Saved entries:
▬▬▬
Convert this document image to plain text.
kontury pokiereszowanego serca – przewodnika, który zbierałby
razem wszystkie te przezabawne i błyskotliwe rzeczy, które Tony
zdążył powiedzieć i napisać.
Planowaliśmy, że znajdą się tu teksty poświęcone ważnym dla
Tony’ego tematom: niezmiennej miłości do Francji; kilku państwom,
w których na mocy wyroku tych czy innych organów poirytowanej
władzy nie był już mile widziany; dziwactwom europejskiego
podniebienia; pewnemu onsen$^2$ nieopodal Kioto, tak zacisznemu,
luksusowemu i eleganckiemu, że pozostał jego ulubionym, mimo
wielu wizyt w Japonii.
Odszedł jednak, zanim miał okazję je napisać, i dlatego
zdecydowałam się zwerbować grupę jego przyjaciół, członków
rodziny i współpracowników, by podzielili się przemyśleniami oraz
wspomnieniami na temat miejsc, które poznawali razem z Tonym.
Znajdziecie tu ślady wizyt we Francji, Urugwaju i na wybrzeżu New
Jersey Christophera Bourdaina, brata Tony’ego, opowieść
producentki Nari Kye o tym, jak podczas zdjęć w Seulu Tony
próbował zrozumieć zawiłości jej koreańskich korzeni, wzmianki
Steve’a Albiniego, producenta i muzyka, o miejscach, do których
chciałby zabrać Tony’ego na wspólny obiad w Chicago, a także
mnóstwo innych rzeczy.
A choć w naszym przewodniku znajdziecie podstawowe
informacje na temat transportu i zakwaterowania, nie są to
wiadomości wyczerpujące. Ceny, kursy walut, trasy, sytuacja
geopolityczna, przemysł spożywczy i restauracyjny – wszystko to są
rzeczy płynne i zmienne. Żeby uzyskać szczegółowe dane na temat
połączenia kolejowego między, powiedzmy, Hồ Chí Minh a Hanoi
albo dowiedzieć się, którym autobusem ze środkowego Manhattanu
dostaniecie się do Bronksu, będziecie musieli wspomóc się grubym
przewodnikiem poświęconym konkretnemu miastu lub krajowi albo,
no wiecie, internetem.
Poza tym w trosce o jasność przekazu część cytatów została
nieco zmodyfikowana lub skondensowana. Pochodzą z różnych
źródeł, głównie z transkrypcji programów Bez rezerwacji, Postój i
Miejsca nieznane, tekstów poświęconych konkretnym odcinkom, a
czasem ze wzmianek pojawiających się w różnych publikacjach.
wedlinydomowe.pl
▬▬▬
■ Written problem
Extract the data exactly as given.

■ Exercise response
Convert this document image to plain text.
kontury pokiereszowanego serca – przewodnika, który zbierałby
razem wszystkie te przezabawne i błyskotliwe rzeczy, które Tony
zdążył powiedzieć i napisać.
Planowaliśmy, że znajdą się tu teksty poświęcone ważnym dla
Tony’ego tematom: niezmiennej miłości do Francji; kilku państwom,
w których na mocy wyroku tych czy innych organów poirytowanej
władzy nie był już mile widziany; dziwactwom europejskiego
podniebienia; pewnemu onsen$^2$ nieopodal Kioto, tak zacisznemu,
luksusowemu i eleganckiemu, że pozostał jego ulubionym, mimo
wielu wizyt w Japonii.
Odszedł jednak, zanim miał okazję je napisać, i dlatego
zdecydowałam się zwerbować grupę jego przyjaciół, członków
rodziny i współpracowników, by podzielili się przemyśleniami oraz
wspomnieniami na temat miejsc, które poznawali razem z Tonym.
Znajdziecie tu ślady wizyt we Francji, Urugwaju i na wybrzeżu New
Jersey Christophera Bourdaina, brata Tony’ego, opowieść
producentki Nari Kye o tym, jak podczas zdjęć w Seulu Tony
próbował zrozumieć zawiłości jej koreańskich korzeni, wzmianki
Steve’a Albiniego, producenta i muzyka, o miejscach, do których
chciałby zabrać Tony’ego na wspólny obiad w Chicago, a także
mnóstwo innych rzeczy.
A choć w naszym przewodniku znajdziecie podstawowe
informacje na temat transportu i zakwaterowania, nie są to
wiadomości wyczerpujące. Ceny, kursy walut, trasy, sytuacja
geopolityczna, przemysł spożywczy i restauracyjny – wszystko to są
rzeczy płynne i zmienne. Żeby uzyskać szczegółowe dane na temat
połączenia kolejowego między, powiedzmy, Hồ Chí Minh a Hanoi
albo dowiedzieć się, którym autobusem ze środkowego Manhattanu
dostaniecie się do Bronksu, będziecie musieli wspomóc się grubym
przewodnikiem poświęconym konkretnemu miastu lub krajowi albo,
no wiecie, internetem.
Poza tym w trosce o jasność przekazu część cytatów została
nieco zmodyfikowana lub skondensowana. Pochodzą z różnych
źródeł, głównie z transkrypcji programów Bez rezerwacji, Postój i
Miejsca nieznane, tekstów poświęconych konkretnym odcinkom, a
czasem ze wzmianek pojawiających się w różnych publikacjach.
wedlinydomowe.pl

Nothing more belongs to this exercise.